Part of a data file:
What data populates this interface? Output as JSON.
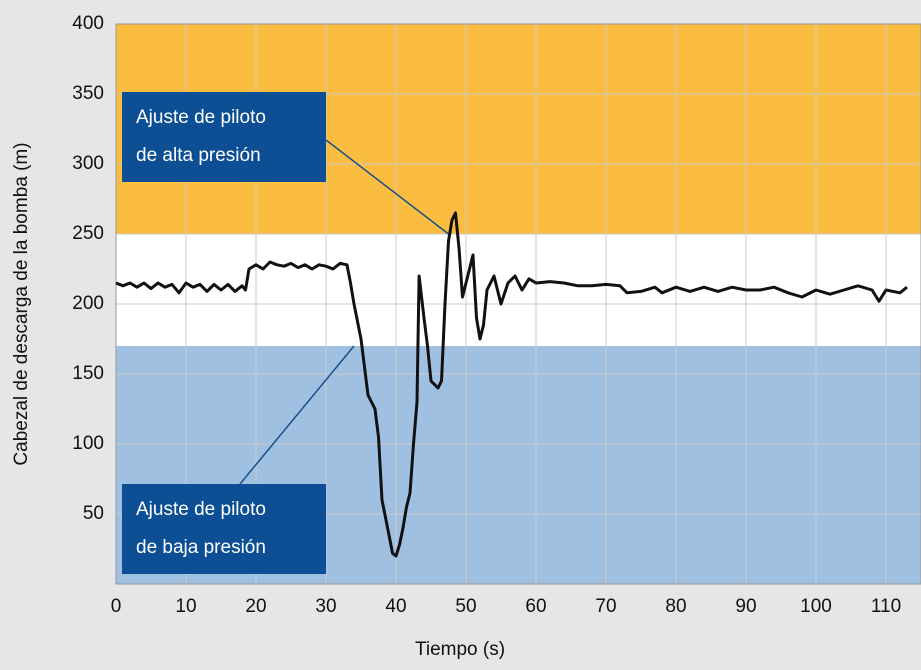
{
  "chart_data": {
    "type": "line",
    "xlabel": "Tiempo (s)",
    "ylabel": "Cabezal de descarga de la bomba (m)",
    "xlim": [
      0,
      115
    ],
    "xticks": [
      0,
      10,
      20,
      30,
      40,
      50,
      60,
      70,
      80,
      90,
      100,
      110
    ],
    "ylim": [
      0,
      400
    ],
    "yticks": [
      50,
      100,
      150,
      200,
      250,
      300,
      350,
      400
    ],
    "grid": true,
    "color": "#111111",
    "bands": [
      {
        "from": 250,
        "to": 400,
        "color": "#fbbd3f"
      },
      {
        "from": 170,
        "to": 250,
        "color": "#ffffff"
      },
      {
        "from": 0,
        "to": 170,
        "color": "#a0c0e2"
      }
    ],
    "x": [
      0,
      1,
      2,
      3,
      4,
      5,
      6,
      7,
      8,
      9,
      10,
      11,
      12,
      13,
      14,
      15,
      16,
      17,
      18,
      18.5,
      19,
      20,
      21,
      22,
      23,
      24,
      25,
      26,
      27,
      28,
      29,
      30,
      31,
      32,
      33,
      33.5,
      34,
      35,
      35.5,
      36,
      37,
      37.5,
      38,
      39,
      39.5,
      40,
      40.5,
      41,
      41.5,
      42,
      42.5,
      43,
      43.3,
      44,
      44.5,
      45,
      46,
      46.5,
      47,
      47.5,
      48,
      48.5,
      49,
      49.5,
      50,
      51,
      51.5,
      52,
      52.5,
      53,
      54,
      55,
      56,
      57,
      58,
      59,
      60,
      62,
      64,
      66,
      68,
      70,
      72,
      73,
      75,
      77,
      78,
      80,
      82,
      84,
      86,
      88,
      90,
      92,
      94,
      96,
      98,
      100,
      102,
      104,
      106,
      108,
      109,
      110,
      112,
      113
    ],
    "values": [
      215,
      213,
      215,
      212,
      215,
      211,
      215,
      212,
      214,
      208,
      215,
      212,
      214,
      209,
      214,
      210,
      214,
      209,
      213,
      210,
      225,
      228,
      225,
      230,
      228,
      227,
      229,
      226,
      228,
      225,
      228,
      227,
      225,
      229,
      228,
      215,
      200,
      175,
      155,
      135,
      125,
      105,
      60,
      35,
      22,
      20,
      28,
      40,
      55,
      65,
      100,
      130,
      220,
      190,
      170,
      145,
      140,
      145,
      200,
      245,
      260,
      265,
      240,
      205,
      215,
      235,
      190,
      175,
      185,
      210,
      220,
      200,
      215,
      220,
      210,
      218,
      215,
      216,
      215,
      213,
      213,
      214,
      213,
      208,
      209,
      212,
      208,
      212,
      209,
      212,
      209,
      212,
      210,
      210,
      212,
      208,
      205,
      210,
      207,
      210,
      213,
      210,
      202,
      210,
      208,
      212
    ],
    "annotations": [
      {
        "lines": [
          "Ajuste de piloto",
          "de alta presión"
        ],
        "x": 47.5,
        "y": 250
      },
      {
        "lines": [
          "Ajuste de piloto",
          "de baja presión"
        ],
        "x": 34,
        "y": 170
      }
    ]
  }
}
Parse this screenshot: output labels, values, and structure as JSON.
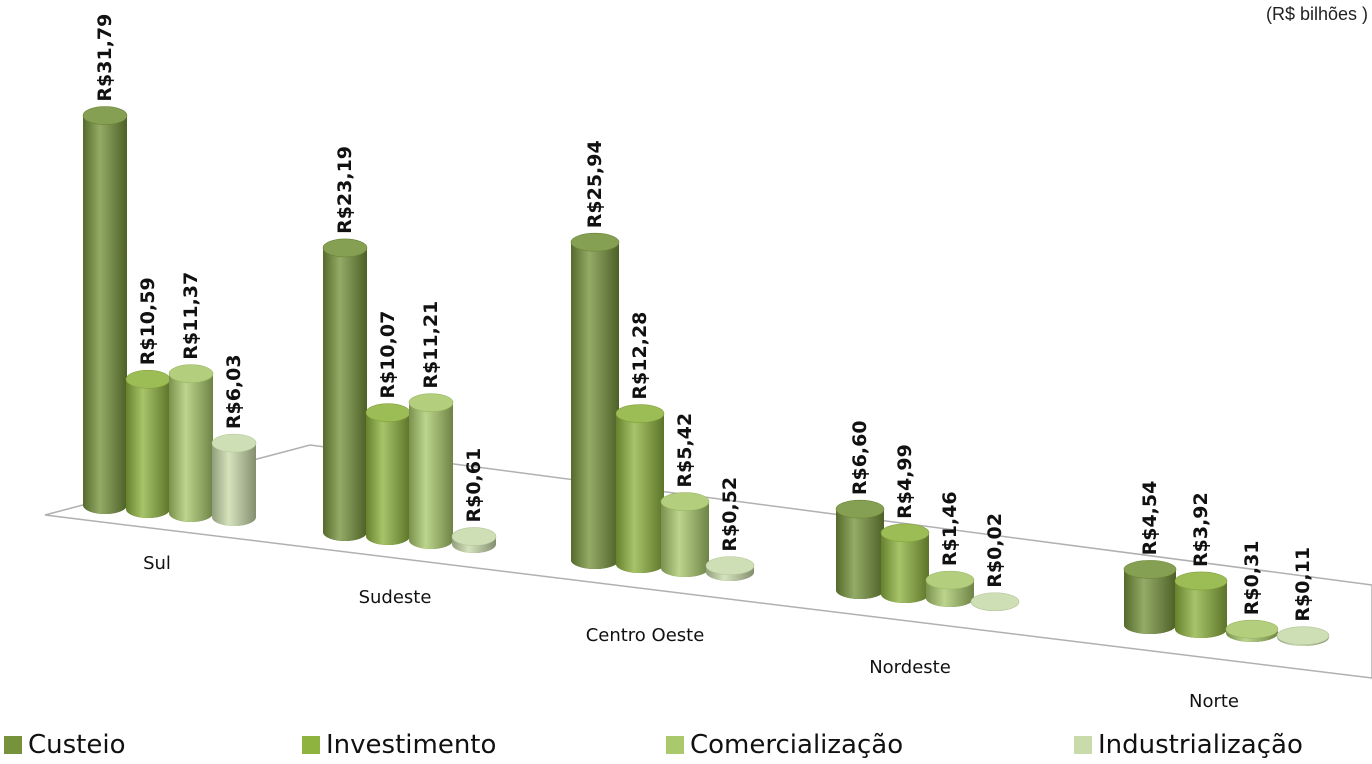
{
  "chart_data": {
    "type": "bar",
    "unit_label": "(R$ bilhões )",
    "categories": [
      "Sul",
      "Sudeste",
      "Centro Oeste",
      "Nordeste",
      "Norte"
    ],
    "series": [
      {
        "name": "Custeio",
        "color": "#76933c",
        "values": [
          31.79,
          23.19,
          25.94,
          6.6,
          4.54
        ],
        "labels": [
          "R$31,79",
          "R$23,19",
          "R$25,94",
          "R$6,60",
          "R$4,54"
        ]
      },
      {
        "name": "Investimento",
        "color": "#8eb33f",
        "values": [
          10.59,
          10.07,
          12.28,
          4.99,
          3.92
        ],
        "labels": [
          "R$10,59",
          "R$10,07",
          "R$12,28",
          "R$4,99",
          "R$3,92"
        ]
      },
      {
        "name": "Comercialização",
        "color": "#a9c96c",
        "values": [
          11.37,
          11.21,
          5.42,
          1.46,
          0.31
        ],
        "labels": [
          "R$11,37",
          "R$11,21",
          "R$5,42",
          "R$1,46",
          "R$0,31"
        ]
      },
      {
        "name": "Industrialização",
        "color": "#c9dbab",
        "values": [
          6.03,
          0.61,
          0.52,
          0.02,
          0.11
        ],
        "labels": [
          "R$6,03",
          "R$0,61",
          "R$0,52",
          "R$0,02",
          "R$0,11"
        ]
      }
    ],
    "legend_position": "bottom",
    "grid": false
  }
}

» Problem description
Locate the lines above that hold the word "name". Show every one of them.

» Task response
        "name": "Custeio",
        "name": "Investimento",
        "name": "Comercialização",
        "name": "Industrialização",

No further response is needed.